(TASK INPUT):
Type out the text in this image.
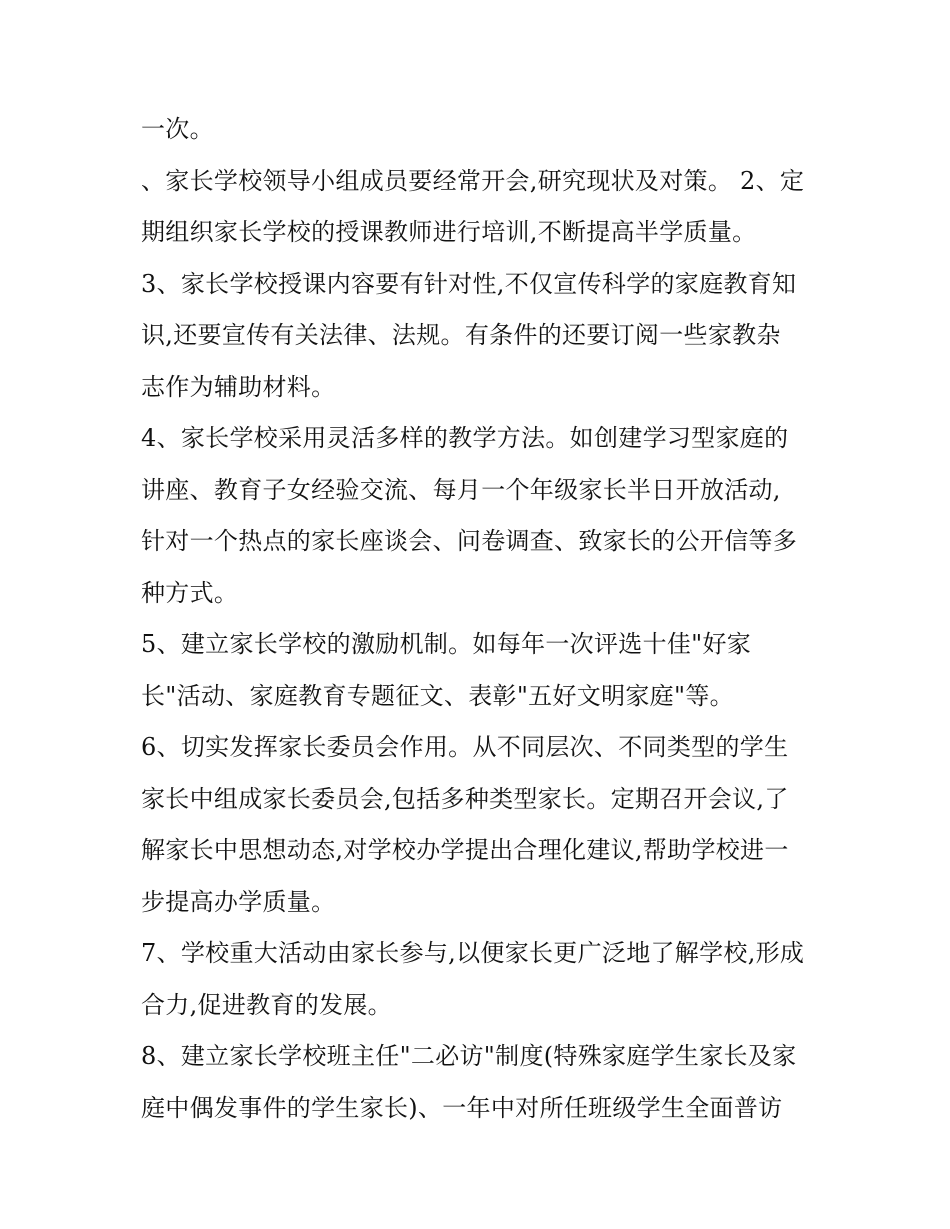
一次。
、家长学校领导小组成员要经常开会,研究现状及对策。 2、定
期组织家长学校的授课教师进行培训,不断提高半学质量。
3、家长学校授课内容要有针对性,不仅宣传科学的家庭教育知
识,还要宣传有关法律、法规。有条件的还要订阅一些家教杂
志作为辅助材料。
4、家长学校采用灵活多样的教学方法。如创建学习型家庭的
讲座、教育子女经验交流、每月一个年级家长半日开放活动,
针对一个热点的家长座谈会、问卷调查、致家长的公开信等多
种方式。
5、建立家长学校的激励机制。如每年一次评选十佳"好家
长"活动、家庭教育专题征文、表彰"五好文明家庭"等。
6、切实发挥家长委员会作用。从不同层次、不同类型的学生
家长中组成家长委员会,包括多种类型家长。定期召开会议,了
解家长中思想动态,对学校办学提出合理化建议,帮助学校进一
步提高办学质量。
7、学校重大活动由家长参与,以便家长更广泛地了解学校,形成
合力,促进教育的发展。
8、建立家长学校班主任"二必访"制度(特殊家庭学生家长及家
庭中偶发事件的学生家长)、一年中对所任班级学生全面普访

(WHAT TO PRODUCE):
Reproduce the full listing above verbatim, with no pictures included.

(REPLY TO THE EXERCISE):
Type out the text in this image.
一次。
、家长学校领导小组成员要经常开会,研究现状及对策。 2、定
期组织家长学校的授课教师进行培训,不断提高半学质量。
3、家长学校授课内容要有针对性,不仅宣传科学的家庭教育知
识,还要宣传有关法律、法规。有条件的还要订阅一些家教杂
志作为辅助材料。
4、家长学校采用灵活多样的教学方法。如创建学习型家庭的
讲座、教育子女经验交流、每月一个年级家长半日开放活动,
针对一个热点的家长座谈会、问卷调查、致家长的公开信等多
种方式。
5、建立家长学校的激励机制。如每年一次评选十佳"好家
长"活动、家庭教育专题征文、表彰"五好文明家庭"等。
6、切实发挥家长委员会作用。从不同层次、不同类型的学生
家长中组成家长委员会,包括多种类型家长。定期召开会议,了
解家长中思想动态,对学校办学提出合理化建议,帮助学校进一
步提高办学质量。
7、学校重大活动由家长参与,以便家长更广泛地了解学校,形成
合力,促进教育的发展。
8、建立家长学校班主任"二必访"制度(特殊家庭学生家长及家
庭中偶发事件的学生家长)、一年中对所任班级学生全面普访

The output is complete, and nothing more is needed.